◆ **Work required**: Identify and copy all lines of the material where the string "Tournaments" is found.

*-*-*

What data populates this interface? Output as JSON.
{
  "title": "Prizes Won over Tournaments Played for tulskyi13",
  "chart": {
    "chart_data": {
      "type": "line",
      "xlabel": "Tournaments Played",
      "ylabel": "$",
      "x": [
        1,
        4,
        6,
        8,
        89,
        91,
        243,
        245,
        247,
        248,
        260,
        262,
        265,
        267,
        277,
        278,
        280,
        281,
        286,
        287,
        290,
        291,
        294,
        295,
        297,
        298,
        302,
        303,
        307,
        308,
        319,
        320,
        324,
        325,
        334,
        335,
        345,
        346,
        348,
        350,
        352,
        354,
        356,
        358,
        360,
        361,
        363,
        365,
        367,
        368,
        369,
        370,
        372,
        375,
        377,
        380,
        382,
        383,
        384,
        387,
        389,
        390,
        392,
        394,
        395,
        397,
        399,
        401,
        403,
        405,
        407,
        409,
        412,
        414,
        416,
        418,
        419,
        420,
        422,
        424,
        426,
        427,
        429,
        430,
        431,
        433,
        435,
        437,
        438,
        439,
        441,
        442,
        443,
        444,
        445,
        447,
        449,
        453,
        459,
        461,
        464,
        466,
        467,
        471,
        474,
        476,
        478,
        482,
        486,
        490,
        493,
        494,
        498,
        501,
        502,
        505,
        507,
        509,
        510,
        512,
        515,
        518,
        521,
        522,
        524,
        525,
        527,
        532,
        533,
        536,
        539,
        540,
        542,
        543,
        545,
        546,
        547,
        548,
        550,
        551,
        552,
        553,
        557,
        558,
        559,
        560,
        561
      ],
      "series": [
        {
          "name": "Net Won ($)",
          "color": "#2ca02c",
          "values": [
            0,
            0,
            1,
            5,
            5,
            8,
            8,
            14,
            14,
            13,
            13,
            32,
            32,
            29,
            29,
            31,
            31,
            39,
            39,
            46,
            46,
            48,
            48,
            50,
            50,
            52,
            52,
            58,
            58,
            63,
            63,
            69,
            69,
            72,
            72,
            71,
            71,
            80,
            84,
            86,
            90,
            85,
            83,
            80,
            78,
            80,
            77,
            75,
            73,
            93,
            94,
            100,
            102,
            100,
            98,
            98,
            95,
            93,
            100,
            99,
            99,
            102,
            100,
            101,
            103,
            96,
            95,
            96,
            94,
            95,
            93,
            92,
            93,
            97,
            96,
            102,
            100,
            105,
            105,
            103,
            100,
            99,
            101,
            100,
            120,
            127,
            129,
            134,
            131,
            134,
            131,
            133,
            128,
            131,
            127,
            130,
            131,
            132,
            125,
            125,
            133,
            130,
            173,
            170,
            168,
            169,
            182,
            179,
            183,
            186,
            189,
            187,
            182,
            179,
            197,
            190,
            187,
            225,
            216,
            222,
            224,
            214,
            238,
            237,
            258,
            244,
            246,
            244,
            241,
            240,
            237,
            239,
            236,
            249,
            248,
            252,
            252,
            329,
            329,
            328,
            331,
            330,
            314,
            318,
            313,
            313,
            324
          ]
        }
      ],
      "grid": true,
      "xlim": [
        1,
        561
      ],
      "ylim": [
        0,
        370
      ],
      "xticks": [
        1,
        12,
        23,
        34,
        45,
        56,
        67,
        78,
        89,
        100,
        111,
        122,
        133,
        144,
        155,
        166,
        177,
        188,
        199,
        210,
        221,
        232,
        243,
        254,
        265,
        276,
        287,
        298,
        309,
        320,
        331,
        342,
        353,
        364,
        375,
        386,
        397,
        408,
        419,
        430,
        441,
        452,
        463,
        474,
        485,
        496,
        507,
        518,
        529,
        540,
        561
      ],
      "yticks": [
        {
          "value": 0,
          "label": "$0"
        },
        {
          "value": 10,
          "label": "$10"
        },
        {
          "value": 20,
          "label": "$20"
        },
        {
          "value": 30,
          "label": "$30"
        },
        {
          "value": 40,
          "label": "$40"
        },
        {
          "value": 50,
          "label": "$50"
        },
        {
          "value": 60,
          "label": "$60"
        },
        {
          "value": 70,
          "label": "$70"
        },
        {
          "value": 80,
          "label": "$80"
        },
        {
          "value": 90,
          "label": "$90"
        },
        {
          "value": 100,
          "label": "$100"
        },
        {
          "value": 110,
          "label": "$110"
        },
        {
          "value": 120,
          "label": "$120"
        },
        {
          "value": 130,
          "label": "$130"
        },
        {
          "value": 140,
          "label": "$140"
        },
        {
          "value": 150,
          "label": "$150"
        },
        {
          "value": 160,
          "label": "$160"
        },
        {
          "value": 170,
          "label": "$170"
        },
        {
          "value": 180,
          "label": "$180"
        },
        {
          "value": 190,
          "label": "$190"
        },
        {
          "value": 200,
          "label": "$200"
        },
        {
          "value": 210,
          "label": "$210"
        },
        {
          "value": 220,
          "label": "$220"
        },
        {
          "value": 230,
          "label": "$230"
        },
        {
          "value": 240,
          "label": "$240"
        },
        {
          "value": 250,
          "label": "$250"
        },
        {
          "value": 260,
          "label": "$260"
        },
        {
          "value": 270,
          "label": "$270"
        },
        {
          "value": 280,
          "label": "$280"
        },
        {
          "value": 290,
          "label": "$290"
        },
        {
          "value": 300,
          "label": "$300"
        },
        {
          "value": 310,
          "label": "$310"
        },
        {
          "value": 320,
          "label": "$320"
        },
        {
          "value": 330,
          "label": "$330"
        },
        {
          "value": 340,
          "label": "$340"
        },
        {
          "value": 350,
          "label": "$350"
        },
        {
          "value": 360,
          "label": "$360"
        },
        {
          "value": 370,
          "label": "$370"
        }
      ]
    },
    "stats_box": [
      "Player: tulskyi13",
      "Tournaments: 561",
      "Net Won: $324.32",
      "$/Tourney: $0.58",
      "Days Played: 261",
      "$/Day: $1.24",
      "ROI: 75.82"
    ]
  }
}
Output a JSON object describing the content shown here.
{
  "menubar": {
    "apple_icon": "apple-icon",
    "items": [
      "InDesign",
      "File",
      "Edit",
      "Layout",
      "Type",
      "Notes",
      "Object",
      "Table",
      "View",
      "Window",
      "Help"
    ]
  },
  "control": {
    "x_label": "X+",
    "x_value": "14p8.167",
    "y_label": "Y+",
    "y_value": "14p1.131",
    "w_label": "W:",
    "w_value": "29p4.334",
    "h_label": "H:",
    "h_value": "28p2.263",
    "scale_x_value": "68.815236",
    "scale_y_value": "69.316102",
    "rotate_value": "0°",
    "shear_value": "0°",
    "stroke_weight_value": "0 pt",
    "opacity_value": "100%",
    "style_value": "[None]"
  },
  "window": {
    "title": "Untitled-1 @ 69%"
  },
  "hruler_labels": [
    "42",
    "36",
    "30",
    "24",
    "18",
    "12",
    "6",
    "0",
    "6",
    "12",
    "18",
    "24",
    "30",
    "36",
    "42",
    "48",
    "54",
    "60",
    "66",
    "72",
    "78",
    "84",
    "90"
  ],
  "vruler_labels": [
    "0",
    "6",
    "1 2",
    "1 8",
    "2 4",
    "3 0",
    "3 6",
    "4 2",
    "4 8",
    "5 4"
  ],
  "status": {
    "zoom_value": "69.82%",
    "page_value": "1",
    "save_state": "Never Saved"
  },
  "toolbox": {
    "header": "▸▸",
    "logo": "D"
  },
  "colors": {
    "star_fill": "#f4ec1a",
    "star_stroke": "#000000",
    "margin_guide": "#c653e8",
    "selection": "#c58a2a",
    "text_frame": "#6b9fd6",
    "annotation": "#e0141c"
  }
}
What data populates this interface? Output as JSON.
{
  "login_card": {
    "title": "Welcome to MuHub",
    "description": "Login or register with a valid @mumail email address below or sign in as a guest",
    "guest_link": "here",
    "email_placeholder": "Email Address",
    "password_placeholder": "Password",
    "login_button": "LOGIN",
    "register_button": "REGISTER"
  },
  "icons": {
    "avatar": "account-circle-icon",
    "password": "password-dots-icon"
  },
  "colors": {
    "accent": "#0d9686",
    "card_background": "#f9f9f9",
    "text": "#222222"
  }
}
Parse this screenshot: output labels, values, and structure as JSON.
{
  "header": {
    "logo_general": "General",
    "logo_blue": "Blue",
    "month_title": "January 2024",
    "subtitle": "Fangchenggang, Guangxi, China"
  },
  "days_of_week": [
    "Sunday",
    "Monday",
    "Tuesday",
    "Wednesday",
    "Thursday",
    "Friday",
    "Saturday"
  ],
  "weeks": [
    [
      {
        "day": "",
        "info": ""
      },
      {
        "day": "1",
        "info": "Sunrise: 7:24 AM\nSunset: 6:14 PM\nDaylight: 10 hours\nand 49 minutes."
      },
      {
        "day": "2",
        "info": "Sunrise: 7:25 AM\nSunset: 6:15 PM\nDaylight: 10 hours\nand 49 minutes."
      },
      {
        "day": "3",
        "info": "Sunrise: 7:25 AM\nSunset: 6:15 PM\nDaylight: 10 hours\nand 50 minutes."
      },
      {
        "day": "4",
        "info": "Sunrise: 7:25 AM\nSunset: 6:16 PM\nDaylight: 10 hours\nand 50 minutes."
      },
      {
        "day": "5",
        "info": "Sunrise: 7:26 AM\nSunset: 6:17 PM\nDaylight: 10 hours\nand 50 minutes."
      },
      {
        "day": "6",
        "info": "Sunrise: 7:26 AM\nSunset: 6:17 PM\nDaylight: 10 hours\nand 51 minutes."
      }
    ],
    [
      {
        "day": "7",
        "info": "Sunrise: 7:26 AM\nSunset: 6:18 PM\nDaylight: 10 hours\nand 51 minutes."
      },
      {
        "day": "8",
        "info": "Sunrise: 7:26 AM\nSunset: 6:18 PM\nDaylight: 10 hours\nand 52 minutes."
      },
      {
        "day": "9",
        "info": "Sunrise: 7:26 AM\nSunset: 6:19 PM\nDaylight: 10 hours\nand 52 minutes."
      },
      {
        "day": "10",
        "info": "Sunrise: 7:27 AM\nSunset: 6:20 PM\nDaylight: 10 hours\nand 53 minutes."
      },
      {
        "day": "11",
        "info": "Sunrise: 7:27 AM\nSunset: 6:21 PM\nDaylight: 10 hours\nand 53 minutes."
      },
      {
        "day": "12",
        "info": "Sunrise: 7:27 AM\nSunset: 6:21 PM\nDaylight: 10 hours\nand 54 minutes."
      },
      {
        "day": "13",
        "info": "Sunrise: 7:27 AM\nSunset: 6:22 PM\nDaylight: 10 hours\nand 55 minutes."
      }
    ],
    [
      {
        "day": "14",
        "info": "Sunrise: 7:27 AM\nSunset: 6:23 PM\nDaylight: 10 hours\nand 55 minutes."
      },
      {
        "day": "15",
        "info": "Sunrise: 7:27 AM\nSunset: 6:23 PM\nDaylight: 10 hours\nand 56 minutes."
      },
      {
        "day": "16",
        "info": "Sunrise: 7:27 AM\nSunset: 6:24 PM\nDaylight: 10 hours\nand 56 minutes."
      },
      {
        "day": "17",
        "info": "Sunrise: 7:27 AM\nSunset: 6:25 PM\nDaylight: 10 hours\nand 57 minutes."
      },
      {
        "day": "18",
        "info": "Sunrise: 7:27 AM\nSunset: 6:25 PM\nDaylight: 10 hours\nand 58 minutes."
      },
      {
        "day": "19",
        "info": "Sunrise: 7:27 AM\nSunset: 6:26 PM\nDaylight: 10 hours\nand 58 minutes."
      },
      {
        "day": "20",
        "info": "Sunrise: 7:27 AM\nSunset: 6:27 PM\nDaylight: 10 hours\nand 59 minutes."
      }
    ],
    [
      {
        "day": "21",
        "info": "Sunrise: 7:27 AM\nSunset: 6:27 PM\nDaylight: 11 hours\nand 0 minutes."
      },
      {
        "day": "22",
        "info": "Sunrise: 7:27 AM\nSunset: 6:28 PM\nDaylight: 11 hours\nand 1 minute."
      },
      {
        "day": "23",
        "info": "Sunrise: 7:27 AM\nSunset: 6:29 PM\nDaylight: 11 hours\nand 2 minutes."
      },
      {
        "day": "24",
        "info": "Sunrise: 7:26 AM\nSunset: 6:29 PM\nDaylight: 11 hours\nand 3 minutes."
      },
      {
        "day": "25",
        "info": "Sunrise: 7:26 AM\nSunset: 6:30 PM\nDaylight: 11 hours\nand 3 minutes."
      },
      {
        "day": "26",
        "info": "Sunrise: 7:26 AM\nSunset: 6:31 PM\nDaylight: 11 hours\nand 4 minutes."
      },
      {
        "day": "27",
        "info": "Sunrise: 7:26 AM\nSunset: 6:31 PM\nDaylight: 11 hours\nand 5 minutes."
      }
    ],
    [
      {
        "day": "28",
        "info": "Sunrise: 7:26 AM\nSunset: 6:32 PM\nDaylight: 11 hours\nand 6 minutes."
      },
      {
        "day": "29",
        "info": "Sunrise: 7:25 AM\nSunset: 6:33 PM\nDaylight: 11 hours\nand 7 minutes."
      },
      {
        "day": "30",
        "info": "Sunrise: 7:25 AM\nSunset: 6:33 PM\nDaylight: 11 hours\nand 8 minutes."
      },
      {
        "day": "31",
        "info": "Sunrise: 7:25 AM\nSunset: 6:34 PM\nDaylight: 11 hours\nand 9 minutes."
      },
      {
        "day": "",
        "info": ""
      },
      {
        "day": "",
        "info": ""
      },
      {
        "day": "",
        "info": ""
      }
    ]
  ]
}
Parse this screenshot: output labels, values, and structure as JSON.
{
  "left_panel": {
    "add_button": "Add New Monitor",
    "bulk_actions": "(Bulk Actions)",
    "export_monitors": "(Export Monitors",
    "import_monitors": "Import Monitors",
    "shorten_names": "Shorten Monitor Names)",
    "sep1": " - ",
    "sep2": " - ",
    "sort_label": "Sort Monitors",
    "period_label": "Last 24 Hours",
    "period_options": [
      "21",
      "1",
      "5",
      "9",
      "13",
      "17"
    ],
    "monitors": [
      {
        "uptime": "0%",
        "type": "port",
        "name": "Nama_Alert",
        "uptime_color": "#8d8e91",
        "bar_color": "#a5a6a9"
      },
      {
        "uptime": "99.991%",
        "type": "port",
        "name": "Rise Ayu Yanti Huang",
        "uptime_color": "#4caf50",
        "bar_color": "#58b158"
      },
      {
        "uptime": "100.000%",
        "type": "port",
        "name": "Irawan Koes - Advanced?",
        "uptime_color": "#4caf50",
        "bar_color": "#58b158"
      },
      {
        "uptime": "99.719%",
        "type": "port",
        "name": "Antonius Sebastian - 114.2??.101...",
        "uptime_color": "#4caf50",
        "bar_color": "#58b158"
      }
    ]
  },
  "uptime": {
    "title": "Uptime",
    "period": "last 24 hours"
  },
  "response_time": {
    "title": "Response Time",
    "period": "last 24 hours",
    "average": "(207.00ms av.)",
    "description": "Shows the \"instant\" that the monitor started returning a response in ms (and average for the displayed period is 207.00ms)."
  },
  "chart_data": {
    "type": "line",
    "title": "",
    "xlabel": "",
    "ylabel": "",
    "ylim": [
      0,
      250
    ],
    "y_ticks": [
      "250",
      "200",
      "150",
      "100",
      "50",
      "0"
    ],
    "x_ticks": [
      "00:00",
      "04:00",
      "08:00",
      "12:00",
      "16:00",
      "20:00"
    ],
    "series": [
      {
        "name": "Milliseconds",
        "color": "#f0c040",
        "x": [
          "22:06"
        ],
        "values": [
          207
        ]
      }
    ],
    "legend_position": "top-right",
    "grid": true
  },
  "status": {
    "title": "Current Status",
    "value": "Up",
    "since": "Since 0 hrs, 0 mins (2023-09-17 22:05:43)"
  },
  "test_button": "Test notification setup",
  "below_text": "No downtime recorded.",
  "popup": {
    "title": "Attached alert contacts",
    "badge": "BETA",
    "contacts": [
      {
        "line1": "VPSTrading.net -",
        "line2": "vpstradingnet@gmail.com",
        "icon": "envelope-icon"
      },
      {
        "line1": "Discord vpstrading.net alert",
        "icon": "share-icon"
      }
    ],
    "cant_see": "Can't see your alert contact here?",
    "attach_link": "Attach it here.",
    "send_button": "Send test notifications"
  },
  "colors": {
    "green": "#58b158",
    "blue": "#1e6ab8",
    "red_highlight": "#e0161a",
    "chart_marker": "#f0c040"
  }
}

*-*-*

◆ **Correct output**:
  "title": "Prizes Won over Tournaments Played for tulskyi13",
      "xlabel": "Tournaments Played",
      "Tournaments: 561",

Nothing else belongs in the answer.